==== Records ====

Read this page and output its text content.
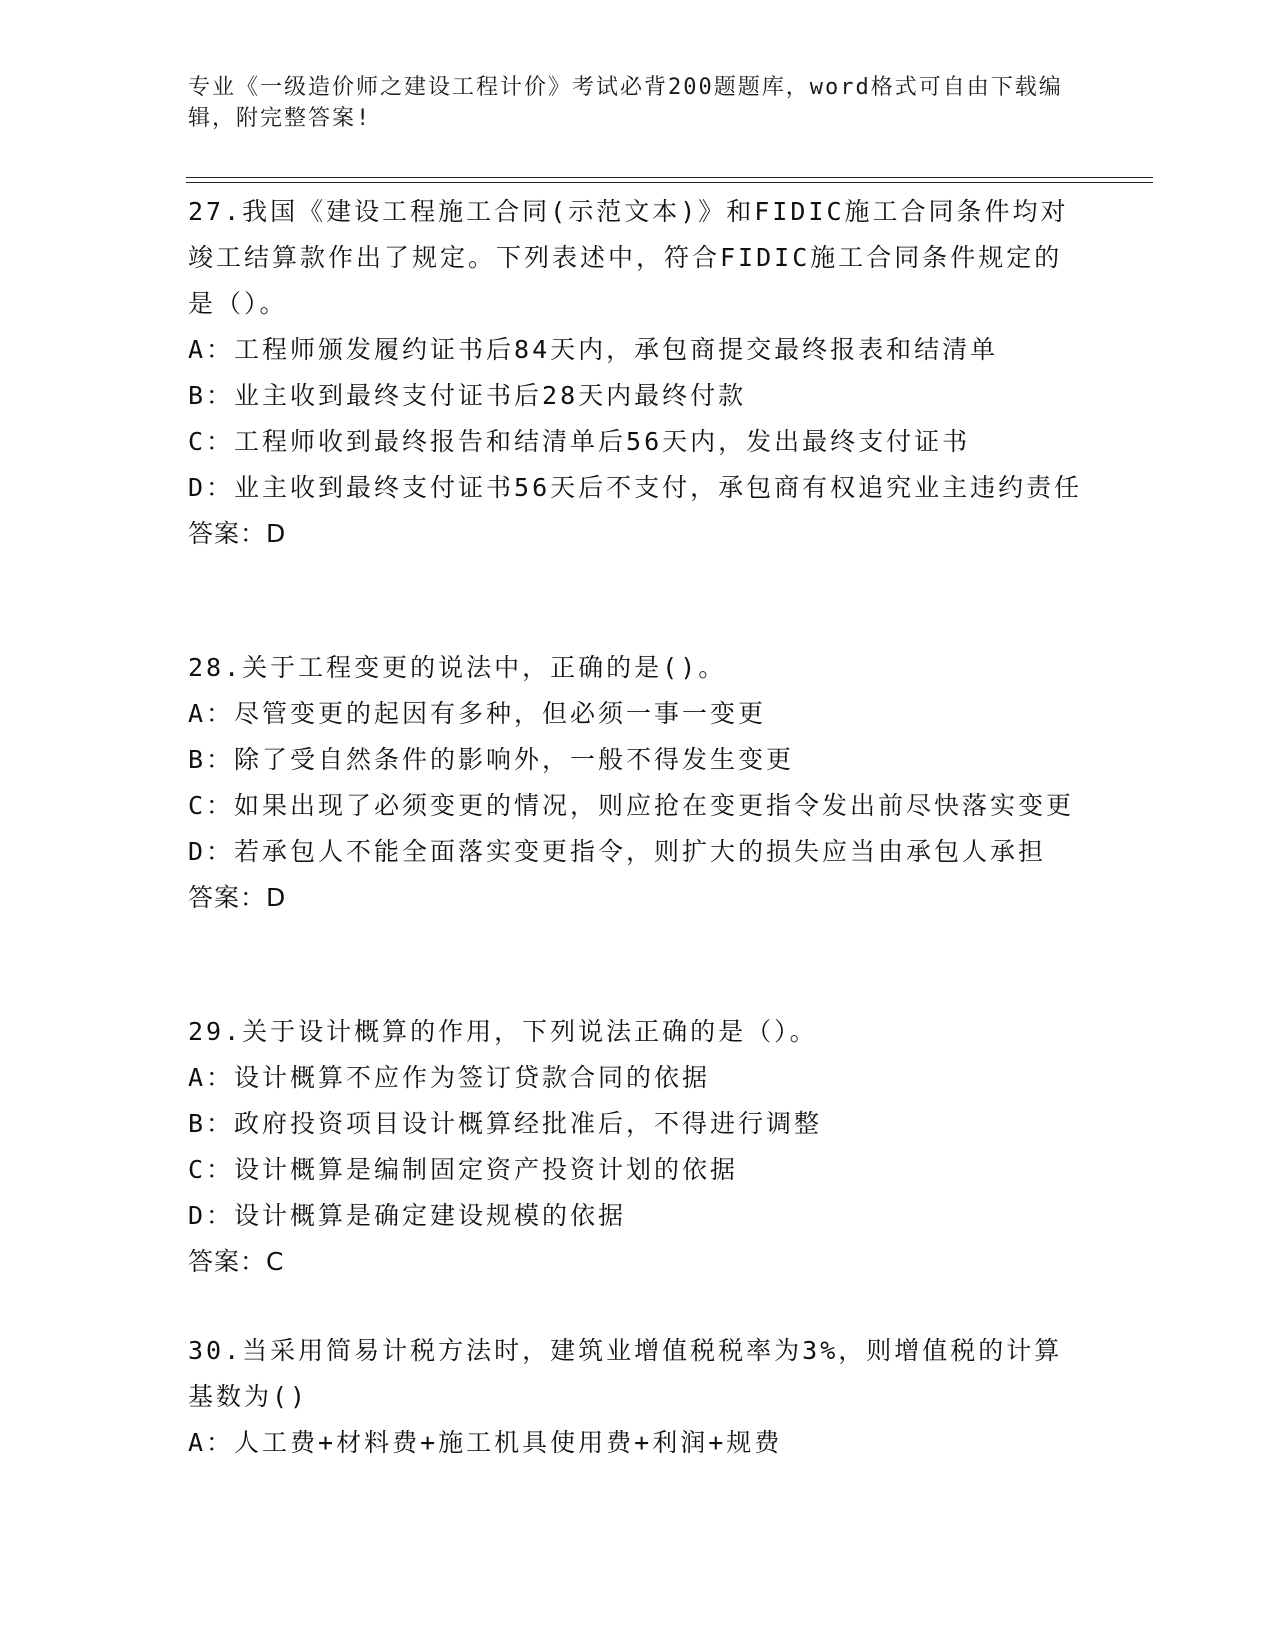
专业《一级造价师之建设工程计价》考试必背200题题库，word格式可自由下载编辑，附完整答案!

27.我国《建设工程施工合同(示范文本)》和FIDIC施工合同条件均对竣工结算款作出了规定。下列表述中，符合FIDIC施工合同条件规定的是（）。

A：工程师颁发履约证书后84天内，承包商提交最终报表和结清单

B：业主收到最终支付证书后28天内最终付款

C：工程师收到最终报告和结清单后56天内，发出最终支付证书

D：业主收到最终支付证书56天后不支付，承包商有权追究业主违约责任

答案：D

28.关于工程变更的说法中，正确的是()。

A：尽管变更的起因有多种，但必须一事一变更

B：除了受自然条件的影响外，一般不得发生变更

C：如果出现了必须变更的情况，则应抢在变更指令发出前尽快落实变更

D：若承包人不能全面落实变更指令，则扩大的损失应当由承包人承担

答案：D

29.关于设计概算的作用，下列说法正确的是（）。

A：设计概算不应作为签订贷款合同的依据

B：政府投资项目设计概算经批准后，不得进行调整

C：设计概算是编制固定资产投资计划的依据

D：设计概算是确定建设规模的依据

答案：C

30.当采用简易计税方法时，建筑业增值税税率为3%，则增值税的计算基数为()

A：人工费+材料费+施工机具使用费+利润+规费
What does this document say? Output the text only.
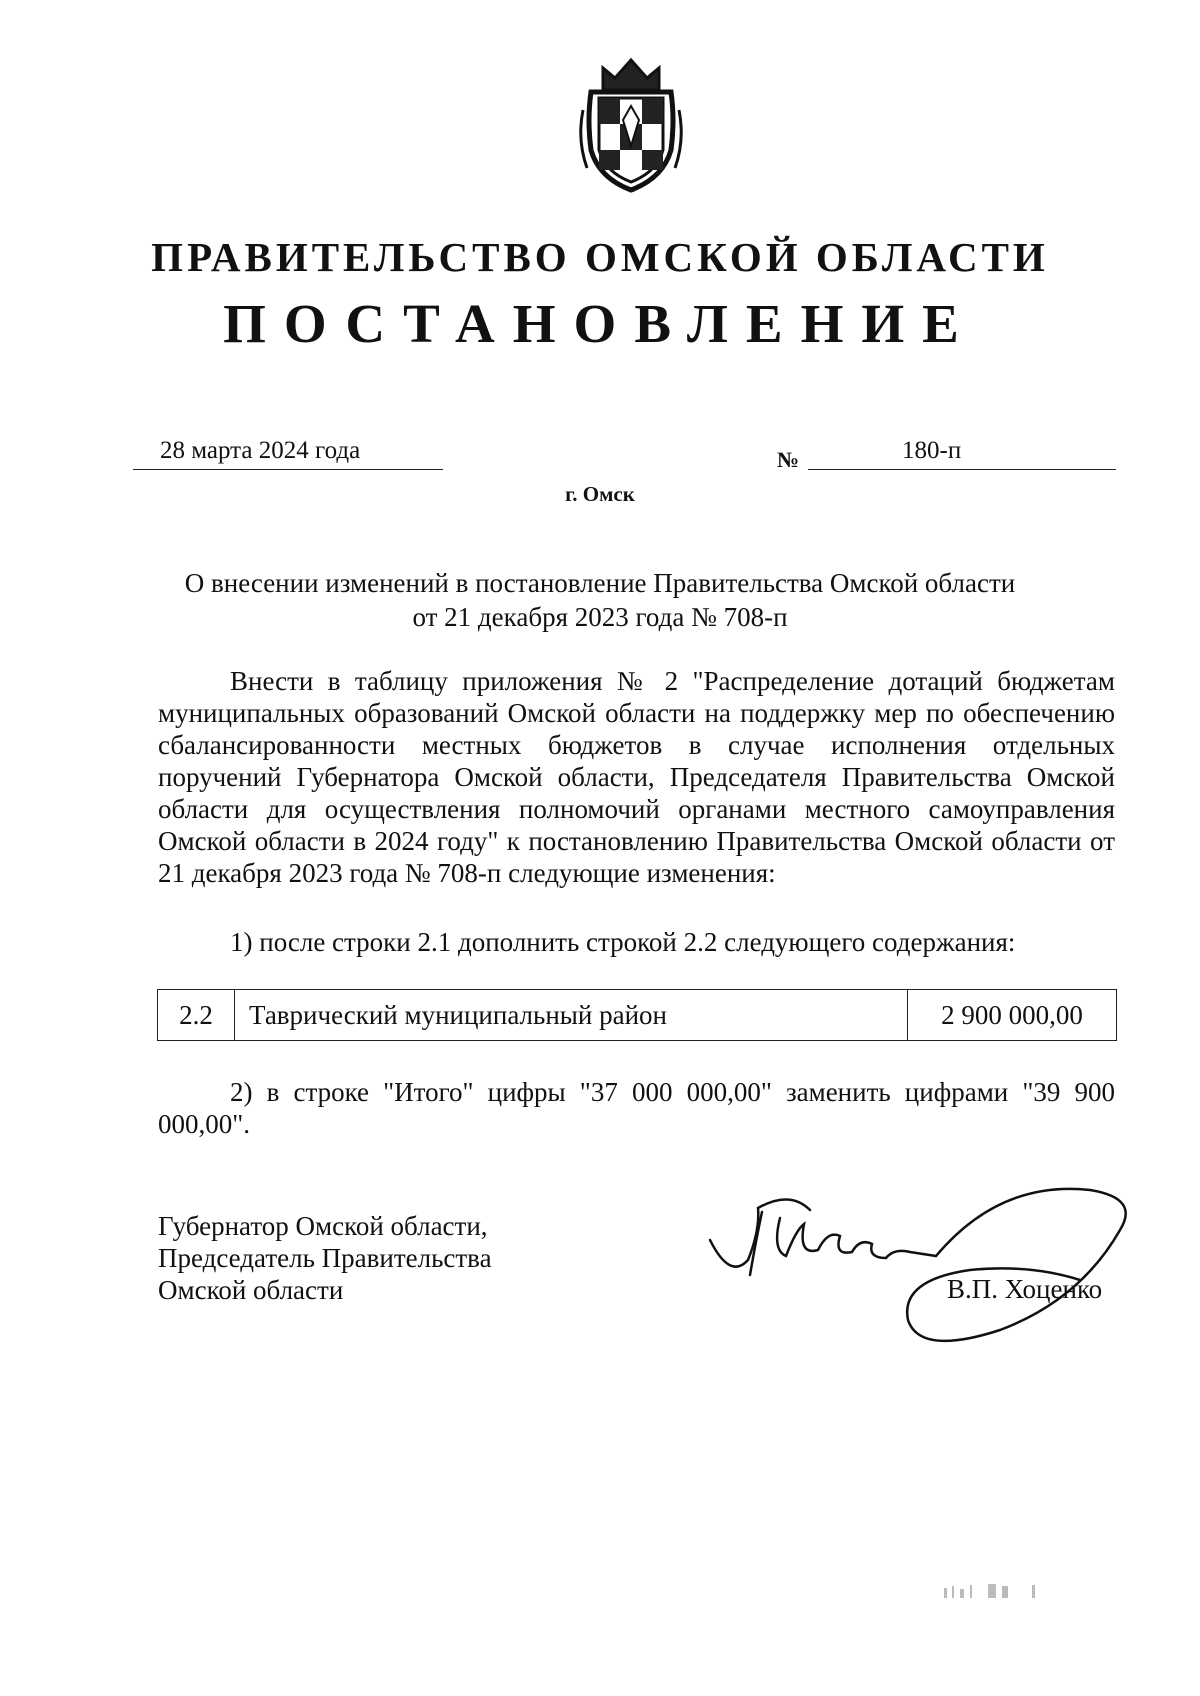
ПРАВИТЕЛЬСТВО ОМСКОЙ ОБЛАСТИ
ПОСТАНОВЛЕНИЕ
28 марта 2024 года	№	180-п
г. Омск
О внесении изменений в постановление Правительства Омской области
от 21 декабря 2023 года № 708-п
Внести в таблицу приложения № 2 "Распределение дотаций бюджетам муниципальных образований Омской области на поддержку мер по обеспечению сбалансированности местных бюджетов в случае исполнения отдельных поручений Губернатора Омской области, Председателя Правительства Омской области для осуществления полномочий органами местного самоуправления Омской области в 2024 году" к постановлению Правительства Омской области от 21 декабря 2023 года № 708-п следующие изменения:
1) после строки 2.1 дополнить строкой 2.2 следующего содержания:
2.2	Таврический муниципальный район	2 900 000,00
2) в строке "Итого" цифры "37 000 000,00" заменить цифрами "39 900 000,00".
Губернатор Омской области,
Председатель Правительства
Омской области	В.П. Хоценко
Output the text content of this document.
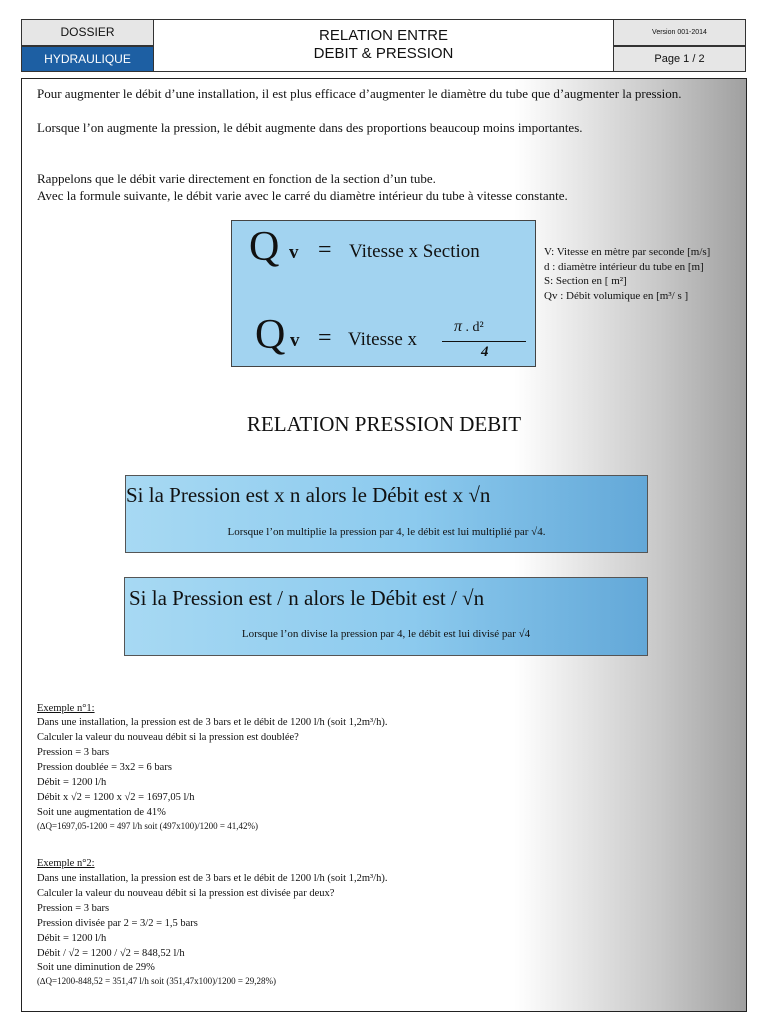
DOSSIER
HYDRAULIQUE
RELATION ENTRE
DEBIT & PRESSION
Version 001-2014
Page 1 / 2
Pour augmenter le débit d’une installation, il est plus efficace d’augmenter le diamètre du tube que d’augmenter la pression.
Lorsque l’on augmente la pression, le débit augmente dans des proportions beaucoup moins importantes.
Rappelons que le débit varie directement en fonction de la section d’un tube.
Avec la formule suivante, le débit varie avec le carré du diamètre intérieur du tube à vitesse constante.
Q v = Vitesse x Section
Q v = Vitesse x
π . d²
4
V: Vitesse en mètre par seconde [m/s]
d : diamètre intérieur du tube en [m]
S: Section en [ m²]
Qv : Débit volumique en [m³/ s ]
RELATION PRESSION DEBIT
Si la Pression est x n alors le Débit est x √n
Lorsque l’on multiplie la pression par 4, le débit est lui multiplié par √4.
Si la Pression est / n alors le Débit est / √n
Lorsque l’on divise la pression par 4, le débit est lui divisé par √4
Exemple n°1:
Dans une installation, la pression est de 3 bars et le débit de 1200 l/h (soit 1,2m³/h).
Calculer la valeur du nouveau débit si la pression est doublée?
Pression = 3 bars
Pression doublée = 3x2 = 6 bars
Débit = 1200 l/h
Débit x √2 = 1200 x √2 = 1697,05 l/h
Soit une augmentation de 41%
(∆Q=1697,05-1200 = 497 l/h soit (497x100)/1200 = 41,42%)
Exemple n°2:
Dans une installation, la pression est de 3 bars et le débit de 1200 l/h (soit 1,2m³/h).
Calculer la valeur du nouveau débit si la pression est divisée par deux?
Pression = 3 bars
Pression divisée par 2 = 3/2 = 1,5 bars
Débit = 1200 l/h
Débit / √2 = 1200 / √2 = 848,52 l/h
Soit une diminution de 29%
(∆Q=1200-848,52 = 351,47 l/h soit (351,47x100)/1200 = 29,28%)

====

_The request_.
Omit the pictures and output all of the other material exactly.

_Complete output_.
Read this page and output its text content.
专业《一级造价师之建设工程计价》考试必背200题题库，word格式可自由下载编辑，附完整答案!

27.我国《建设工程施工合同(示范文本)》和FIDIC施工合同条件均对竣工结算款作出了规定。下列表述中，符合FIDIC施工合同条件规定的是（）。

A：工程师颁发履约证书后84天内，承包商提交最终报表和结清单

B：业主收到最终支付证书后28天内最终付款

C：工程师收到最终报告和结清单后56天内，发出最终支付证书

D：业主收到最终支付证书56天后不支付，承包商有权追究业主违约责任

答案：D

28.关于工程变更的说法中，正确的是()。

A：尽管变更的起因有多种，但必须一事一变更

B：除了受自然条件的影响外，一般不得发生变更

C：如果出现了必须变更的情况，则应抢在变更指令发出前尽快落实变更

D：若承包人不能全面落实变更指令，则扩大的损失应当由承包人承担

答案：D

29.关于设计概算的作用，下列说法正确的是（）。

A：设计概算不应作为签订贷款合同的依据

B：政府投资项目设计概算经批准后，不得进行调整

C：设计概算是编制固定资产投资计划的依据

D：设计概算是确定建设规模的依据

答案：C

30.当采用简易计税方法时，建筑业增值税税率为3%，则增值税的计算基数为()

A：人工费+材料费+施工机具使用费+利润+规费
What does this document say? Output the text only.
ПРАВИТЕЛЬСТВО ОМСКОЙ ОБЛАСТИ
ПОСТАНОВЛЕНИЕ
28 марта 2024 года	№	180-п
г. Омск
О внесении изменений в постановление Правительства Омской области
от 21 декабря 2023 года № 708-п
Внести в таблицу приложения № 2 "Распределение дотаций бюджетам муниципальных образований Омской области на поддержку мер по обеспечению сбалансированности местных бюджетов в случае исполнения отдельных поручений Губернатора Омской области, Председателя Правительства Омской области для осуществления полномочий органами местного самоуправления Омской области в 2024 году" к постановлению Правительства Омской области от 21 декабря 2023 года № 708-п следующие изменения:
1) после строки 2.1 дополнить строкой 2.2 следующего содержания:
2.2	Таврический муниципальный район	2 900 000,00
2) в строке "Итого" цифры "37 000 000,00" заменить цифрами "39 900 000,00".
Губернатор Омской области,
Председатель Правительства
Омской области	В.П. Хоценко
Output the text content of this document.
DOSSIER
HYDRAULIQUE
RELATION ENTRE
DEBIT & PRESSION
Version 001-2014
Page 1 / 2
Pour augmenter le débit d’une installation, il est plus efficace d’augmenter le diamètre du tube que d’augmenter la pression.
Lorsque l’on augmente la pression, le débit augmente dans des proportions beaucoup moins importantes.
Rappelons que le débit varie directement en fonction de la section d’un tube.
Avec la formule suivante, le débit varie avec le carré du diamètre intérieur du tube à vitesse constante.
Q v = Vitesse x Section
Q v = Vitesse x
π . d²
4
V: Vitesse en mètre par seconde [m/s]
d : diamètre intérieur du tube en [m]
S: Section en [ m²]
Qv : Débit volumique en [m³/ s ]
RELATION PRESSION DEBIT
Si la Pression est x n alors le Débit est x √n
Lorsque l’on multiplie la pression par 4, le débit est lui multiplié par √4.
Si la Pression est / n alors le Débit est / √n
Lorsque l’on divise la pression par 4, le débit est lui divisé par √4
Exemple n°1:
Dans une installation, la pression est de 3 bars et le débit de 1200 l/h (soit 1,2m³/h).
Calculer la valeur du nouveau débit si la pression est doublée?
Pression = 3 bars
Pression doublée = 3x2 = 6 bars
Débit = 1200 l/h
Débit x √2 = 1200 x √2 = 1697,05 l/h
Soit une augmentation de 41%
(∆Q=1697,05-1200 = 497 l/h soit (497x100)/1200 = 41,42%)
Exemple n°2:
Dans une installation, la pression est de 3 bars et le débit de 1200 l/h (soit 1,2m³/h).
Calculer la valeur du nouveau débit si la pression est divisée par deux?
Pression = 3 bars
Pression divisée par 2 = 3/2 = 1,5 bars
Débit = 1200 l/h
Débit / √2 = 1200 / √2 = 848,52 l/h
Soit une diminution de 29%
(∆Q=1200-848,52 = 351,47 l/h soit (351,47x100)/1200 = 29,28%)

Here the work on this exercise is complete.